Find every line of the listing below where "kahjustatud" appears, and copy it.

◆ Dataset
:::::

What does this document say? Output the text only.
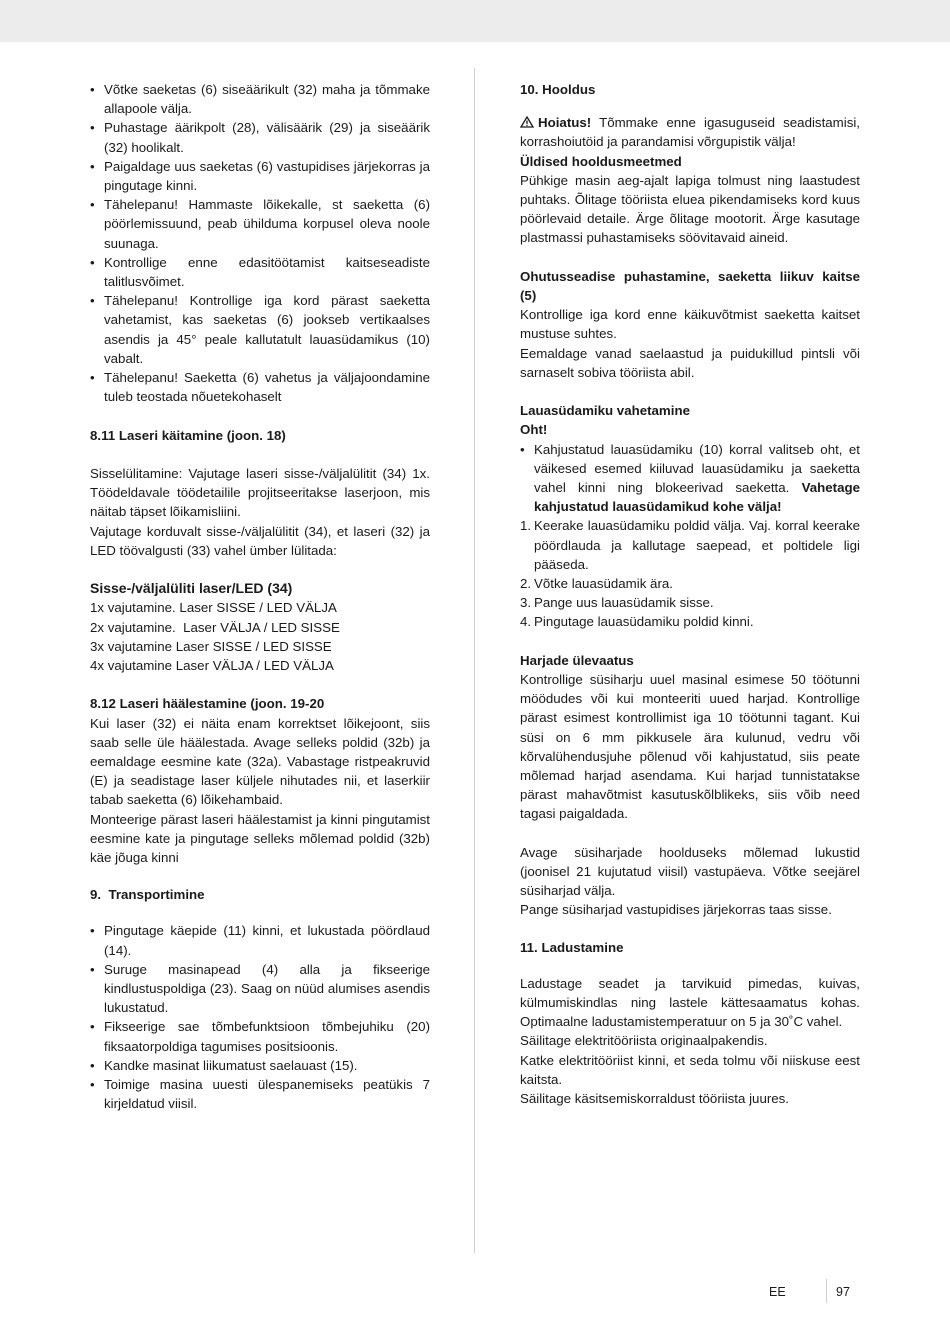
• Võtke saeketas (6) siseäärikult (32) maha ja tõmmake allapoole välja.
• Puhastage äärikpolt (28), välisäärik (29) ja siseäärik (32) hoolikalt.
• Paigaldage uus saeketas (6) vastupidises järjekorras ja pingutage kinni.
• Tähelepanu! Hammaste lõikekalle, st saeketta (6) pöörlemissuund, peab ühilduma korpusel oleva noole suunaga.
• Kontrollige enne edasitöötamist kaitseseadiste talitlusvõimet.
• Tähelepanu! Kontrollige iga kord pärast saeketta vahetamist, kas saeketas (6) jookseb vertikaalses asendis ja 45° peale kallutatult lauasüdamikus (10) vabalt.
• Tähelepanu! Saeketta (6) vahetus ja väljajoondamine tuleb teostada nõuetekohaselt

8.11 Laseri käitamine (joon. 18)

Sisselülitamine: Vajutage laseri sisse-/väljalülitit (34) 1x. Töödeldavale töödetailile projitseeritakse laserjoon, mis näitab täpset lõikamisliini.

Vajutage korduvalt sisse-/väljalülitit (34), et laseri (32) ja LED töövalgusti (33) vahel ümber lülitada:

Sisse-/väljalüliti laser/LED (34)

1x vajutamine. Laser SISSE / LED VÄLJA

2x vajutamine.  Laser VÄLJA / LED SISSE

3x vajutamine Laser SISSE / LED SISSE

4x vajutamine Laser VÄLJA / LED VÄLJA

8.12 Laseri häälestamine (joon. 19-20

Kui laser (32) ei näita enam korrektset lõikejoont, siis saab selle üle häälestada. Avage selleks poldid (32b) ja eemaldage eesmine kate (32a). Vabastage ristpeakruvid (E) ja seadistage laser küljele nihutades nii, et laserkiir tabab saeketta (6) lõikehambaid.

Monteerige pärast laseri häälestamist ja kinni pingutamist eesmine kate ja pingutage selleks mõlemad poldid (32b) käe jõuga kinni

9.  Transportimine

• Pingutage käepide (11) kinni, et lukustada pöördlaud (14).
• Suruge masinapead (4) alla ja fikseerige kindlustuspoldiga (23). Saag on nüüd alumises asendis lukustatud.
• Fikseerige sae tõmbefunktsioon tõmbejuhiku (20) fiksaatorpoldiga tagumises positsioonis.
• Kandke masinat liikumatust saelauast (15).
• Toimige masina uuesti ülespanemiseks peatükis 7 kirjeldatud viisil.

10. Hooldus

Hoiatus! Tõmmake enne igasuguseid seadistamisi, korrashoiutöid ja parandamisi võrgupistik välja!

Üldised hooldusmeetmed

Pühkige masin aeg-ajalt lapiga tolmust ning laastudest puhtaks. Õlitage tööriista eluea pikendamiseks kord kuus pöörlevaid detaile. Ärge õlitage mootorit. Ärge kasutage plastmassi puhastamiseks söövitavaid aineid.

Ohutusseadise puhastamine, saeketta liikuv kaitse (5)

Kontrollige iga kord enne käikuvõtmist saeketta kaitset mustuse suhtes.

Eemaldage vanad saelaastud ja puidukillud pintsli või sarnaselt sobiva tööriista abil.

Lauasüdamiku vahetamine

Oht!

• Kahjustatud lauasüdamiku (10) korral valitseb oht, et väikesed esemed kiiluvad lauasüdamiku ja saeketta vahel kinni ning blokeerivad saeketta. Vahetage kahjustatud lauasüdamikud kohe välja!
1. Keerake lauasüdamiku poldid välja. Vaj. korral keerake pöördlauda ja kallutage saepead, et poltidele ligi pääseda.
2. Võtke lauasüdamik ära.
3. Pange uus lauasüdamik sisse.
4. Pingutage lauasüdamiku poldid kinni.

Harjade ülevaatus

Kontrollige süsiharju uuel masinal esimese 50 töötunni möödudes või kui monteeriti uued harjad. Kontrollige pärast esimest kontrollimist iga 10 töötunni tagant. Kui süsi on 6 mm pikkusele ära kulunud, vedru või kõrvalühendusjuhe põlenud või kahjustatud, siis peate mõlemad harjad asendama. Kui harjad tunnistatakse pärast mahavõtmist kasutuskõlblikeks, siis võib need tagasi paigaldada.

Avage süsiharjade hoolduseks mõlemad lukustid (joonisel 21 kujutatud viisil) vastupäeva. Võtke seejärel süsiharjad välja.

Pange süsiharjad vastupidises järjekorras taas sisse.

11. Ladustamine

Ladustage seadet ja tarvikuid pimedas, kuivas, külmumiskindlas ning lastele kättesaamatus kohas. Optimaalne ladustamistemperatuur on 5 ja 30˚C vahel.

Säilitage elektritööriista originaalpakendis.

Katke elektritööriist kinni, et seda tolmu või niiskuse eest kaitsta.

Säilitage käsitsemiskorraldust tööriista juures.

EE	97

:::::

◆ The reply
• Kahjustatud lauasüdamiku (10) korral valitseb oht, et väikesed esemed kiiluvad lauasüdamiku ja saeketta vahel kinni ning blokeerivad saeketta. Vahetage kahjustatud lauasüdamikud kohe välja!
Kontrollige süsiharju uuel masinal esimese 50 töötunni möödudes või kui monteeriti uued harjad. Kontrollige pärast esimest kontrollimist iga 10 töötunni tagant. Kui süsi on 6 mm pikkusele ära kulunud, vedru või kõrvalühendusjuhe põlenud või kahjustatud, siis peate mõlemad harjad asendama. Kui harjad tunnistatakse pärast mahavõtmist kasutuskõlblikeks, siis võib need tagasi paigaldada.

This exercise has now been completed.